— START OF Supplied data —

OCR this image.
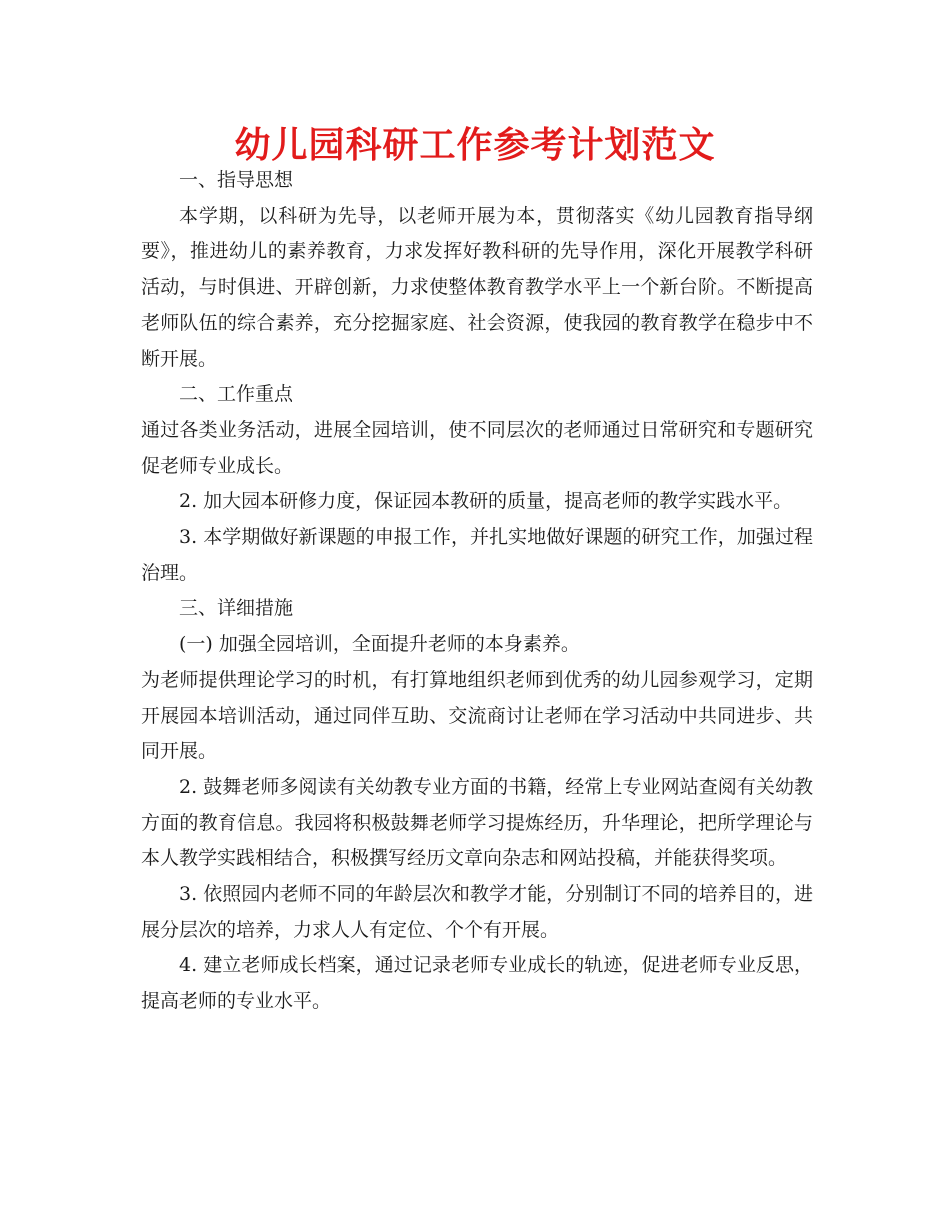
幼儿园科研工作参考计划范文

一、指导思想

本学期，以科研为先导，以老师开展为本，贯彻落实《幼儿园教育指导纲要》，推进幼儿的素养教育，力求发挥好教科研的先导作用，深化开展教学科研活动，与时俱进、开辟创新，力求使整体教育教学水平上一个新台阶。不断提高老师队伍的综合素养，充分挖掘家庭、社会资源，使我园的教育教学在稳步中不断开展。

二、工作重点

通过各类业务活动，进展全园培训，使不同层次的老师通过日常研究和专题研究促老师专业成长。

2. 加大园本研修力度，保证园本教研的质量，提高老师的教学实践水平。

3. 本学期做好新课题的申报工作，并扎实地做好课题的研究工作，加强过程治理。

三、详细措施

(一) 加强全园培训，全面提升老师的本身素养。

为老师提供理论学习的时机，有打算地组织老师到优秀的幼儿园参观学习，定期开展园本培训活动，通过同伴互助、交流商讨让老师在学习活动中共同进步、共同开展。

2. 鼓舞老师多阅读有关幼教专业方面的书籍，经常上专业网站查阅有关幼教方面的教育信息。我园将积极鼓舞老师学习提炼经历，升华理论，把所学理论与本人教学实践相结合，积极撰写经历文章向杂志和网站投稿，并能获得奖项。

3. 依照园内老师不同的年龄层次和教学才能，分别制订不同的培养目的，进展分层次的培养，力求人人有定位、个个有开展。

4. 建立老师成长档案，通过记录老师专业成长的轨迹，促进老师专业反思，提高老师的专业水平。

— END OF Supplied data —
— START OF Supplied data —

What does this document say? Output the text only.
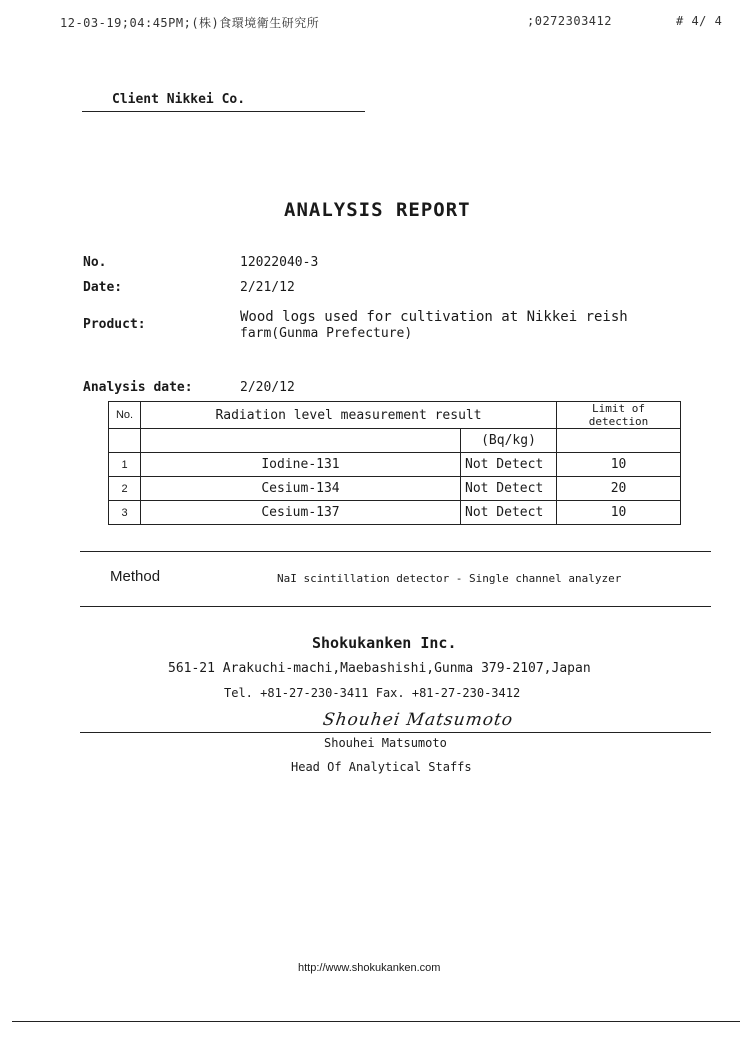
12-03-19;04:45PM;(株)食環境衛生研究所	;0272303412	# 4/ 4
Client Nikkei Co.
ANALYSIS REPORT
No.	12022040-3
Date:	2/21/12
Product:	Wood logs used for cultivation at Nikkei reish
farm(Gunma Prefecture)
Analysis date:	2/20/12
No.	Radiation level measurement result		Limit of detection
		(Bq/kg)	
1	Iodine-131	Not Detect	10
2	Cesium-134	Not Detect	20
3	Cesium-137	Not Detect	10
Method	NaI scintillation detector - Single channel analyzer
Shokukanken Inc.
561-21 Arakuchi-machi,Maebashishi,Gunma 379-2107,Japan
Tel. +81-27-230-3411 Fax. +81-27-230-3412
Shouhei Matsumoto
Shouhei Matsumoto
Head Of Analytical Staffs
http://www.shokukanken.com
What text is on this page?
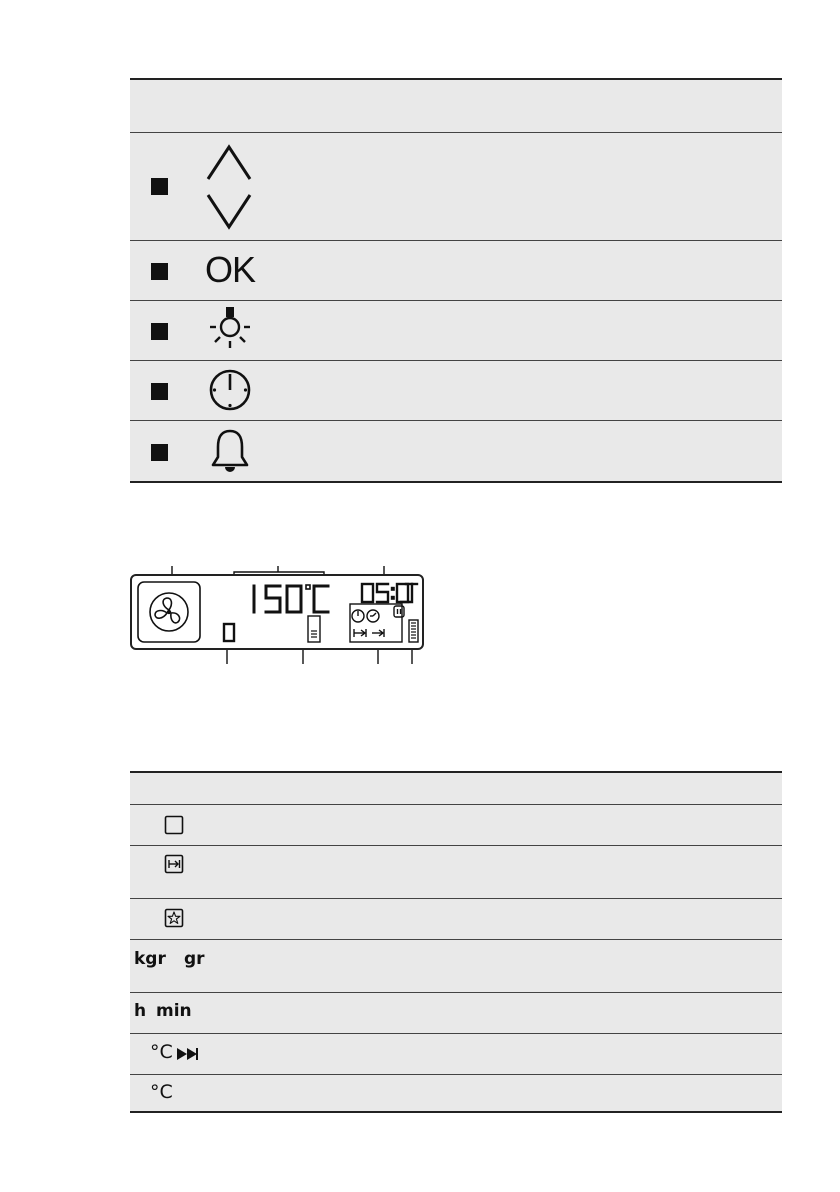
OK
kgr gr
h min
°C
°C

— END OF Supplied data —
— START OF Supplied data —

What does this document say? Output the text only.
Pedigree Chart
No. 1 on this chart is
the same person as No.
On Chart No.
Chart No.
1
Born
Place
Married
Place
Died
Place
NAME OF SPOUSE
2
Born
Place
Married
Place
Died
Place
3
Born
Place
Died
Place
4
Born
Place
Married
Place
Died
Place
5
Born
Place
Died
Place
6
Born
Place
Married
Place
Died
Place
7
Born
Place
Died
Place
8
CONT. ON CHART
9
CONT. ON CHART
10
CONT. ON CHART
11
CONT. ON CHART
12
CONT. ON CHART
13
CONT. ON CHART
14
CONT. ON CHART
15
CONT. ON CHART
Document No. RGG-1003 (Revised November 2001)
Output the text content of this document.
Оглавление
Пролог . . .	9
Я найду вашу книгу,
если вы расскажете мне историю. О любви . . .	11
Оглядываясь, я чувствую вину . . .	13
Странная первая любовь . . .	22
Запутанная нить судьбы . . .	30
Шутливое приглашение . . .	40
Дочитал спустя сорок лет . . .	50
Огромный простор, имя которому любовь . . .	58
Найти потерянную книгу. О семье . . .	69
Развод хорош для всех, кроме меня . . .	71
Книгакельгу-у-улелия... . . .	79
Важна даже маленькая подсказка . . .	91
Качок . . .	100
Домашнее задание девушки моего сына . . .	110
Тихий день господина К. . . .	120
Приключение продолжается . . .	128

— END OF Supplied data —

Using the records above, list each line that includes "Gunma".

farm(Gunma Prefecture)
561-21 Arakuchi-machi,Maebashishi,Gunma 379-2107,Japan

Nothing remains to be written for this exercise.